== Reading text ==

Tushar Chaudhary (born 18 December 1965) is an Indian politician and a leader of the Indian National Congress in Gujarat. He was elected to Gujarat Legislative Assembly in 2002 and 2022, and to Lok Sabha in 2004 and 2009.

Early life 
Chaudhary was born on 18 December 1965 in Bedkuvta Valod village in Surat district of Gujarat. He is a son of Amarsinh Chaudhary, a politician and former chief minister of Gujarat. He has studied MBBS from Maharaja Sayajirao University of Baroda.

Career 
He was elected from Vyara in 2002 Gujarat legislative assembly election. In 2004, he was elected to 14th Lok Sabha from Mandvi constituency. In 2009, he was elected to the 15th Lok Sabha from Bardoli constituency. He was the Union Minister of State for Tribal Affairs from 28 May 2009 to 28 September 2012. On 28 September 2012 he became the Union Minister of State for Road Transport and Highways.

===
== Information shown ==

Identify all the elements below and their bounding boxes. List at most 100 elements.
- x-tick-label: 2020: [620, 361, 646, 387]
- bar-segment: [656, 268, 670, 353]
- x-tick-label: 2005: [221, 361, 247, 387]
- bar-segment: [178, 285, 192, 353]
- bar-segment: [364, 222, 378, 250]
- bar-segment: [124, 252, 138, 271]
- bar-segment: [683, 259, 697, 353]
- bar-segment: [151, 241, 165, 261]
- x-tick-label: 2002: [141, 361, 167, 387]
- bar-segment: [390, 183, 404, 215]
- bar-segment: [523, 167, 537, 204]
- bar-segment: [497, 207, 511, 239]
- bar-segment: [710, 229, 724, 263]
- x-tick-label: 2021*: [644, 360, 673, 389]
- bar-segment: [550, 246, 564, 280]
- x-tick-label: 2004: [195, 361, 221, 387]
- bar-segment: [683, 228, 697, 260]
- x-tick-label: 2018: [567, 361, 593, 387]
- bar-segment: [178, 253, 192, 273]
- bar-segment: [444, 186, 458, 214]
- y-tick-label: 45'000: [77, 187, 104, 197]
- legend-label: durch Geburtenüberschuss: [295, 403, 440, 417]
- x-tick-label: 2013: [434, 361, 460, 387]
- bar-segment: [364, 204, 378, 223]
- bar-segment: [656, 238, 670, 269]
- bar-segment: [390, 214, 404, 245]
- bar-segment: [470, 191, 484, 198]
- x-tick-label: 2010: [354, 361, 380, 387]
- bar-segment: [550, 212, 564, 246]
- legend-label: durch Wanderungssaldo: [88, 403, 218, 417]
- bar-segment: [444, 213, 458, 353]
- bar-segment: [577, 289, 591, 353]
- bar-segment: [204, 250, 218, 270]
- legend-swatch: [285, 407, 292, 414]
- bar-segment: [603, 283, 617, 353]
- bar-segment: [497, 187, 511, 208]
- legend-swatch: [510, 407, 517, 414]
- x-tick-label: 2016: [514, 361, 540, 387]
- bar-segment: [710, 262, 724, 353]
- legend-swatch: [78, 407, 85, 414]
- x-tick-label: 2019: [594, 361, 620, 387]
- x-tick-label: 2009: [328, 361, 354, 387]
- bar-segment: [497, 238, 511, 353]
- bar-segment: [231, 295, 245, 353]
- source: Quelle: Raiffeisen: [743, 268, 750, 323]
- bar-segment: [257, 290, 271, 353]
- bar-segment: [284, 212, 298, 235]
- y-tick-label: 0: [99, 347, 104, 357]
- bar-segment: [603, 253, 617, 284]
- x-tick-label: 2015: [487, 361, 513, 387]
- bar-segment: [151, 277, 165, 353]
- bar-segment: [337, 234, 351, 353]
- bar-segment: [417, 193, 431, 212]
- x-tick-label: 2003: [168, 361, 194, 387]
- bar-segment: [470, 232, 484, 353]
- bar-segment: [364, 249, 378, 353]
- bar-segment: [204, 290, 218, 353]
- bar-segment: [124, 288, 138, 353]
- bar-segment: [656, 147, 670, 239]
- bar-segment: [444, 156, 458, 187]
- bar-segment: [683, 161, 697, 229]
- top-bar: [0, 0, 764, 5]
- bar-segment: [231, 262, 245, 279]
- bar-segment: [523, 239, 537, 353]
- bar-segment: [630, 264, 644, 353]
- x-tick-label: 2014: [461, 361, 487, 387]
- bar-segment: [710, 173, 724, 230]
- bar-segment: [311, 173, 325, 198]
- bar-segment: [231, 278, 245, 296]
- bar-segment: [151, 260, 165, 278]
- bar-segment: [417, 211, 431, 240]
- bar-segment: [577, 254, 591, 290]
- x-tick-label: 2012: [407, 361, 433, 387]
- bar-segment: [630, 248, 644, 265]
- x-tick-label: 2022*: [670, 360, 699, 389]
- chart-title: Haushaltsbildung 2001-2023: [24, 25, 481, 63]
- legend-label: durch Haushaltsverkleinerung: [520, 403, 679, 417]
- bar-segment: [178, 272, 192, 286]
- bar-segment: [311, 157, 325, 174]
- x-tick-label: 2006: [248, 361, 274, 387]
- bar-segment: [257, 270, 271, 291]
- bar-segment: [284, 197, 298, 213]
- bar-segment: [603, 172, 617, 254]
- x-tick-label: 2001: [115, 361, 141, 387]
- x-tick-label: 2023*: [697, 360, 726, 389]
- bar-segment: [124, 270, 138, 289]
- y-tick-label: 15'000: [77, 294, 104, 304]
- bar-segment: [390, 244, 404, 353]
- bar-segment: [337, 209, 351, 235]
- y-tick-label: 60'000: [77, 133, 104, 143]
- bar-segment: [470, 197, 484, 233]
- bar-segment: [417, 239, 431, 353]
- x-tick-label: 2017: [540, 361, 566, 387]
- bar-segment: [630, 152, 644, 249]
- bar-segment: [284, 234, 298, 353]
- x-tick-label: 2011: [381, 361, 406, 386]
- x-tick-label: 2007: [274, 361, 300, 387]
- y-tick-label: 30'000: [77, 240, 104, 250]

===

Work item A =>
Answer from the biography:
(i) In which district was Chaudhary born?
(ii) From which constituency was he elected to the 15th Lok Sabha?
(iii) At which university did he study MBBS?
Work item B =>
Reproduce everything in the biography from "Tushar Chaudhary (born" down to "Transport and Highways.".
Rely only on the biography to complete these.

Answer area A =>
(i) Surat district of Gujarat
(ii) Bardoli
(iii) Maharaja Sayajirao University of Baroda

Answer area B =>
Tushar Chaudhary (born 18 December 1965) is an Indian politician and a leader of the Indian National Congress in Gujarat. He was elected to Gujarat Legislative Assembly in 2002 and 2022, and to Lok Sabha in 2004 and 2009.

Early life 
Chaudhary was born on 18 December 1965 in Bedkuvta Valod village in Surat district of Gujarat. He is a son of Amarsinh Chaudhary, a politician and former chief minister of Gujarat. He has studied MBBS from Maharaja Sayajirao University of Baroda.

Career 
He was elected from Vyara in 2002 Gujarat legislative assembly election. In 2004, he was elected to 14th Lok Sabha from Mandvi constituency. In 2009, he was elected to the 15th Lok Sabha from Bardoli constituency. He was the Union Minister of State for Tribal Affairs from 28 May 2009 to 28 September 2012. On 28 September 2012 he became the Union Minister of State for Road Transport and Highways.